== SELECTED TEXT ==

Sourced from the same restoration elements as StudioCanal UK’s release, this is an exceptional 1080p picture. Now, I would have loved to see the Dolby Vision 4K transfer with both original aspect ratios included for this set, but for those who don’t need 4K or care to import this title, you can not go wrong with this 1.66:1 1080p transfer. From the first frames to the end, the details are impeccable. With the numerous close-up shots, you get to examine all of the facial features and costuming but don’t get too lost in the foreground, details in the background are just as important and telling in this film. On the humorous side you can clearly read the writing on the pub wall above the phone, right down to “Kilroy was here.” The black and white grayscale is terrific offering deep blacks, brilliant whites, and a full range of shadows in between.
Regarding the aspect ratio, the film was presented in both 1.66:1 and 1.77:1 for its theatrical run. Studiocanal offered up both options for fans in 4K and 1080p. Personally, I’m a bigger fan of the 1.66:1 that’s offered here. It’s pulled back ever so slightly compared to the 1.77:1 which felt too close and made me uneasy. As I mentioned in my 4K review is the point, but for how intense the movie can get there’s close, and then there is too close.

===

• **WHAT YOU ARE ASKED TO DO**
Decide whether each statement below agrees with the review above, answering yes or no and quoting the deciding words from the review: (a) The transfer under review is presented at 1.66:1. (b) The film was shown in theaters in a single aspect ratio. (c) The reviewer prefers the 1.77:1 ratio.

== RECORDED INFORMATION ==

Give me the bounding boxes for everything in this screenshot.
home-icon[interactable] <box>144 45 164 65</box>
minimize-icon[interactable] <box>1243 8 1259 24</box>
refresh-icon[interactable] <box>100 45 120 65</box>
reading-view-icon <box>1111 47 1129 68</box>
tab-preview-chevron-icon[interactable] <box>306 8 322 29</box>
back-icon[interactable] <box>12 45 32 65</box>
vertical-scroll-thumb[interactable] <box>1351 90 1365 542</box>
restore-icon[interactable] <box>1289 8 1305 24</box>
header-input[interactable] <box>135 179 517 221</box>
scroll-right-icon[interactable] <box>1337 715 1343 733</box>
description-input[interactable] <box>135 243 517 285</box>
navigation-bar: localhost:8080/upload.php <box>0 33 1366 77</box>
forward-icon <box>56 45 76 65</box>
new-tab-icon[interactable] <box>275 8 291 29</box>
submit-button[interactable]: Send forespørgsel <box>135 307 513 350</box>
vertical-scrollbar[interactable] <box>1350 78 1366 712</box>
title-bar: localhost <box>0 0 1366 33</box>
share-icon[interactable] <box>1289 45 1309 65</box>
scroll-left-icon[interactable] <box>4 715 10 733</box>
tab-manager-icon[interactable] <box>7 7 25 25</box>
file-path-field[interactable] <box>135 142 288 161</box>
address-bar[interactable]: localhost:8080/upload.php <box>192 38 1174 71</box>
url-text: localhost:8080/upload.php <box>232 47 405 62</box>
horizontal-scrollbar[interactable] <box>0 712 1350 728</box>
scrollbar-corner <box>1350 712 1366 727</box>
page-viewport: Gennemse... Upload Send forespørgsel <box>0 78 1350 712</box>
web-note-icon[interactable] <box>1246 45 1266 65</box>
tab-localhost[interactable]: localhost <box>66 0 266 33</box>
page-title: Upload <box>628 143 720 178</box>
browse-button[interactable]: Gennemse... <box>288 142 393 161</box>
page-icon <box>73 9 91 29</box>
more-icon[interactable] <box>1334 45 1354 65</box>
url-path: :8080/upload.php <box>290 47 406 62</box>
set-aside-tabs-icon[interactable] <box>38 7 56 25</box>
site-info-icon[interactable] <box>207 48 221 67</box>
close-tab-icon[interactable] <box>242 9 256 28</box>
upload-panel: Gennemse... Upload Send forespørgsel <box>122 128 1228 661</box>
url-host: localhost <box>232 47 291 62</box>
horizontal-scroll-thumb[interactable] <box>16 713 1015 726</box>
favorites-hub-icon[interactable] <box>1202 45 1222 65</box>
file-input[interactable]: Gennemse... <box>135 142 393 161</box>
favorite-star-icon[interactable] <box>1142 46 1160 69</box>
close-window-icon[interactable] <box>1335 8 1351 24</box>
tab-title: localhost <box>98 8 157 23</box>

===

• **SOLUTION FOR THIS PROBLEM**
(a) Yes: "you can not go wrong with this 1.66:1 1080p transfer."
(b) No: "the film was presented in both 1.66:1 and 1.77:1 for its theatrical run."
(c) No: "Personally, I’m a bigger fan of the 1.66:1 that’s offered here."